Every entry must be given again exactly.

Dataset rows about figures:
-- START --
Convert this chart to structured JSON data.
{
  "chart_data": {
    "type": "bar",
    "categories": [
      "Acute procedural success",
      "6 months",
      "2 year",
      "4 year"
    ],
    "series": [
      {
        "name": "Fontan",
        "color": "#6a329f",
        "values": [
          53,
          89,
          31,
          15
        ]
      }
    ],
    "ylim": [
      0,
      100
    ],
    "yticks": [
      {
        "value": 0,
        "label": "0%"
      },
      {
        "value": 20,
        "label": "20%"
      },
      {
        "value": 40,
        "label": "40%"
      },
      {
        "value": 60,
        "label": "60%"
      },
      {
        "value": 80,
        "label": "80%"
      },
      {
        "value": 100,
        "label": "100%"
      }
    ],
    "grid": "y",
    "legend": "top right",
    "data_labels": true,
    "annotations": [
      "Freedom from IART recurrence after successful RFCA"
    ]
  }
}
-- END --
### SOLUTION TO THIS PROBLEM
Convert this chart to structured JSON data.
{
  "chart_data": {
    "type": "bar",
    "categories": [
      "Acute procedural success",
      "6 months",
      "2 year",
      "4 year"
    ],
    "series": [
      {
        "name": "Fontan",
        "color": "#6a329f",
        "values": [
          53,
          89,
          31,
          15
        ]
      }
    ],
    "ylim": [
      0,
      100
    ],
    "yticks": [
      {
        "value": 0,
        "label": "0%"
      },
      {
        "value": 20,
        "label": "20%"
      },
      {
        "value": 40,
        "label": "40%"
      },
      {
        "value": 60,
        "label": "60%"
      },
      {
        "value": 80,
        "label": "80%"
      },
      {
        "value": 100,
        "label": "100%"
      }
    ],
    "grid": "y",
    "legend": "top right",
    "data_labels": true,
    "annotations": [
      "Freedom from IART recurrence after successful RFCA"
    ]
  }
}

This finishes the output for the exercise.